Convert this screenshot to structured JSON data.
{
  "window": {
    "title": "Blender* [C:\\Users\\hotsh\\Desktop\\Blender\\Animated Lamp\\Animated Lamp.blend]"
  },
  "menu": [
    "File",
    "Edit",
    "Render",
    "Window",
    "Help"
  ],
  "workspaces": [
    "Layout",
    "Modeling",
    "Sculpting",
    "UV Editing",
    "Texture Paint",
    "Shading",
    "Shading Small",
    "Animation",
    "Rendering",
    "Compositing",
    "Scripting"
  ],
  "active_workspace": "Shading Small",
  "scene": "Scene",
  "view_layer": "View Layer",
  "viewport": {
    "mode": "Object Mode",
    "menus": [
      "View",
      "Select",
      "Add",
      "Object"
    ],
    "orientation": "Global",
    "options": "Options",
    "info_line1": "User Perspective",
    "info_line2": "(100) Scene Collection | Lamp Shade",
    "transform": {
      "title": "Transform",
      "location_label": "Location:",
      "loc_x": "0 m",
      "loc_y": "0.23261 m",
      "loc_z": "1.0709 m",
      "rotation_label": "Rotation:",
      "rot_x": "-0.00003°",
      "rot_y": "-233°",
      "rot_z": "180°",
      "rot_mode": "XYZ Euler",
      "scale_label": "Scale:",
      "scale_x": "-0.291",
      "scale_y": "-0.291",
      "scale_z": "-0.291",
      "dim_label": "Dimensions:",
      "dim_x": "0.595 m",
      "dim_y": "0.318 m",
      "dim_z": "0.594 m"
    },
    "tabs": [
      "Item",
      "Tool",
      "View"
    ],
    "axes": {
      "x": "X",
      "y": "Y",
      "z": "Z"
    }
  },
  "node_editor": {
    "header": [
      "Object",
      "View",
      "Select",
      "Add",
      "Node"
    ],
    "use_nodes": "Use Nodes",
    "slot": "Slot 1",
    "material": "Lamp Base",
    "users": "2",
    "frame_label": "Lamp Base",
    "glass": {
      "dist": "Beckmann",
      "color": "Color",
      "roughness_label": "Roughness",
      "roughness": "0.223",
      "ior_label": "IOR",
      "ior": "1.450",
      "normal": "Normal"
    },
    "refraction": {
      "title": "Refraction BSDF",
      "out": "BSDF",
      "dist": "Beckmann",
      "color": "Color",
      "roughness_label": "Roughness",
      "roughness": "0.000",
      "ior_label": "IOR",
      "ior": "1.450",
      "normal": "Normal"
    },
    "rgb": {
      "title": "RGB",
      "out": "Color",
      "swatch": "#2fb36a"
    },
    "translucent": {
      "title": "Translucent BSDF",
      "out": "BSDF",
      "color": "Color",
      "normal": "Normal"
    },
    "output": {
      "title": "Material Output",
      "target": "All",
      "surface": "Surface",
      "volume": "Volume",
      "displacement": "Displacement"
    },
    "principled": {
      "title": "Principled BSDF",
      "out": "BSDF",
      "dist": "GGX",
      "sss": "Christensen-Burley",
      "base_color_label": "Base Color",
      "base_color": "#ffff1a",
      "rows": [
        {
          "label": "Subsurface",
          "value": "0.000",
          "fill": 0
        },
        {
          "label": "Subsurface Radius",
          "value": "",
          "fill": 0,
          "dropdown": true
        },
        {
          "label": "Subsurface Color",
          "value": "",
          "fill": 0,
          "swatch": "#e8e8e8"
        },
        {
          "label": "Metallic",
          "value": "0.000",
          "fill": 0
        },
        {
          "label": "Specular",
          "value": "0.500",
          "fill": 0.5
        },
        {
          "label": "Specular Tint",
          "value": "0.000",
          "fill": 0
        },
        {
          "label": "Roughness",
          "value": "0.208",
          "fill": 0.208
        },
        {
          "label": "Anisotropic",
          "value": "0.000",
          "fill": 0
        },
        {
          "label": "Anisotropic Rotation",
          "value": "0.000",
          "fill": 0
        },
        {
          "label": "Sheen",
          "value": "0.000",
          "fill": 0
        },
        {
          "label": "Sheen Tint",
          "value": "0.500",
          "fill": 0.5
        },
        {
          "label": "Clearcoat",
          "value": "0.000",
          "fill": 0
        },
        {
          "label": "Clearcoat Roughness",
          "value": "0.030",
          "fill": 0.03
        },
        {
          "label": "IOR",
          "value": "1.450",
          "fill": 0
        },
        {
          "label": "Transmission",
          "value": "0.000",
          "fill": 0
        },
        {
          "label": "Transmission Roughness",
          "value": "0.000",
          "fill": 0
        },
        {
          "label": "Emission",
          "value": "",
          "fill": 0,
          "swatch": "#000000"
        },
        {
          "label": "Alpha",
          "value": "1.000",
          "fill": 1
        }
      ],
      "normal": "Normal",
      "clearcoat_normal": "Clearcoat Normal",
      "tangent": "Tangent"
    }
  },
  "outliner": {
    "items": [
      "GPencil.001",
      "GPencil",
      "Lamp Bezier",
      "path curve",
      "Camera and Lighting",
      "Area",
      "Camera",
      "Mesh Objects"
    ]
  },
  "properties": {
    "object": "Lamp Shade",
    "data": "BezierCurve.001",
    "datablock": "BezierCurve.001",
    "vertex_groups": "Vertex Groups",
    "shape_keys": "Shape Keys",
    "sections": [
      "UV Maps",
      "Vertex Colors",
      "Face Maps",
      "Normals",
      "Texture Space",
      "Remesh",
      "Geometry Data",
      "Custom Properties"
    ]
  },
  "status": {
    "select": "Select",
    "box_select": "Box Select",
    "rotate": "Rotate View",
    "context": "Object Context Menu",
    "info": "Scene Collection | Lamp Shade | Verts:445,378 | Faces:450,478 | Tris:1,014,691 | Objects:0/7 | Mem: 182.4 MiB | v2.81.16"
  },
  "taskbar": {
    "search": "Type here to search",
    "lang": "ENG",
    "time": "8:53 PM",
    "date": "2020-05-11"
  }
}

○ ○ ○

**The exercise:** Every entry should be output exactly as written, please.

**Task response:**
Convert this screenshot to structured JSON data.
{
  "window": {
    "title": "Blender* [C:\\Users\\hotsh\\Desktop\\Blender\\Animated Lamp\\Animated Lamp.blend]"
  },
  "menu": [
    "File",
    "Edit",
    "Render",
    "Window",
    "Help"
  ],
  "workspaces": [
    "Layout",
    "Modeling",
    "Sculpting",
    "UV Editing",
    "Texture Paint",
    "Shading",
    "Shading Small",
    "Animation",
    "Rendering",
    "Compositing",
    "Scripting"
  ],
  "active_workspace": "Shading Small",
  "scene": "Scene",
  "view_layer": "View Layer",
  "viewport": {
    "mode": "Object Mode",
    "menus": [
      "View",
      "Select",
      "Add",
      "Object"
    ],
    "orientation": "Global",
    "options": "Options",
    "info_line1": "User Perspective",
    "info_line2": "(100) Scene Collection | Lamp Shade",
    "transform": {
      "title": "Transform",
      "location_label": "Location:",
      "loc_x": "0 m",
      "loc_y": "0.23261 m",
      "loc_z": "1.0709 m",
      "rotation_label": "Rotation:",
      "rot_x": "-0.00003°",
      "rot_y": "-233°",
      "rot_z": "180°",
      "rot_mode": "XYZ Euler",
      "scale_label": "Scale:",
      "scale_x": "-0.291",
      "scale_y": "-0.291",
      "scale_z": "-0.291",
      "dim_label": "Dimensions:",
      "dim_x": "0.595 m",
      "dim_y": "0.318 m",
      "dim_z": "0.594 m"
    },
    "tabs": [
      "Item",
      "Tool",
      "View"
    ],
    "axes": {
      "x": "X",
      "y": "Y",
      "z": "Z"
    }
  },
  "node_editor": {
    "header": [
      "Object",
      "View",
      "Select",
      "Add",
      "Node"
    ],
    "use_nodes": "Use Nodes",
    "slot": "Slot 1",
    "material": "Lamp Base",
    "users": "2",
    "frame_label": "Lamp Base",
    "glass": {
      "dist": "Beckmann",
      "color": "Color",
      "roughness_label": "Roughness",
      "roughness": "0.223",
      "ior_label": "IOR",
      "ior": "1.450",
      "normal": "Normal"
    },
    "refraction": {
      "title": "Refraction BSDF",
      "out": "BSDF",
      "dist": "Beckmann",
      "color": "Color",
      "roughness_label": "Roughness",
      "roughness": "0.000",
      "ior_label": "IOR",
      "ior": "1.450",
      "normal": "Normal"
    },
    "rgb": {
      "title": "RGB",
      "out": "Color",
      "swatch": "#2fb36a"
    },
    "translucent": {
      "title": "Translucent BSDF",
      "out": "BSDF",
      "color": "Color",
      "normal": "Normal"
    },
    "output": {
      "title": "Material Output",
      "target": "All",
      "surface": "Surface",
      "volume": "Volume",
      "displacement": "Displacement"
    },
    "principled": {
      "title": "Principled BSDF",
      "out": "BSDF",
      "dist": "GGX",
      "sss": "Christensen-Burley",
      "base_color_label": "Base Color",
      "base_color": "#ffff1a",
      "rows": [
        {
          "label": "Subsurface",
          "value": "0.000",
          "fill": 0
        },
        {
          "label": "Subsurface Radius",
          "value": "",
          "fill": 0,
          "dropdown": true
        },
        {
          "label": "Subsurface Color",
          "value": "",
          "fill": 0,
          "swatch": "#e8e8e8"
        },
        {
          "label": "Metallic",
          "value": "0.000",
          "fill": 0
        },
        {
          "label": "Specular",
          "value": "0.500",
          "fill": 0.5
        },
        {
          "label": "Specular Tint",
          "value": "0.000",
          "fill": 0
        },
        {
          "label": "Roughness",
          "value": "0.208",
          "fill": 0.208
        },
        {
          "label": "Anisotropic",
          "value": "0.000",
          "fill": 0
        },
        {
          "label": "Anisotropic Rotation",
          "value": "0.000",
          "fill": 0
        },
        {
          "label": "Sheen",
          "value": "0.000",
          "fill": 0
        },
        {
          "label": "Sheen Tint",
          "value": "0.500",
          "fill": 0.5
        },
        {
          "label": "Clearcoat",
          "value": "0.000",
          "fill": 0
        },
        {
          "label": "Clearcoat Roughness",
          "value": "0.030",
          "fill": 0.03
        },
        {
          "label": "IOR",
          "value": "1.450",
          "fill": 0
        },
        {
          "label": "Transmission",
          "value": "0.000",
          "fill": 0
        },
        {
          "label": "Transmission Roughness",
          "value": "0.000",
          "fill": 0
        },
        {
          "label": "Emission",
          "value": "",
          "fill": 0,
          "swatch": "#000000"
        },
        {
          "label": "Alpha",
          "value": "1.000",
          "fill": 1
        }
      ],
      "normal": "Normal",
      "clearcoat_normal": "Clearcoat Normal",
      "tangent": "Tangent"
    }
  },
  "outliner": {
    "items": [
      "GPencil.001",
      "GPencil",
      "Lamp Bezier",
      "path curve",
      "Camera and Lighting",
      "Area",
      "Camera",
      "Mesh Objects"
    ]
  },
  "properties": {
    "object": "Lamp Shade",
    "data": "BezierCurve.001",
    "datablock": "BezierCurve.001",
    "vertex_groups": "Vertex Groups",
    "shape_keys": "Shape Keys",
    "sections": [
      "UV Maps",
      "Vertex Colors",
      "Face Maps",
      "Normals",
      "Texture Space",
      "Remesh",
      "Geometry Data",
      "Custom Properties"
    ]
  },
  "status": {
    "select": "Select",
    "box_select": "Box Select",
    "rotate": "Rotate View",
    "context": "Object Context Menu",
    "info": "Scene Collection | Lamp Shade | Verts:445,378 | Faces:450,478 | Tris:1,014,691 | Objects:0/7 | Mem: 182.4 MiB | v2.81.16"
  },
  "taskbar": {
    "search": "Type here to search",
    "lang": "ENG",
    "time": "8:53 PM",
    "date": "2020-05-11"
  }
}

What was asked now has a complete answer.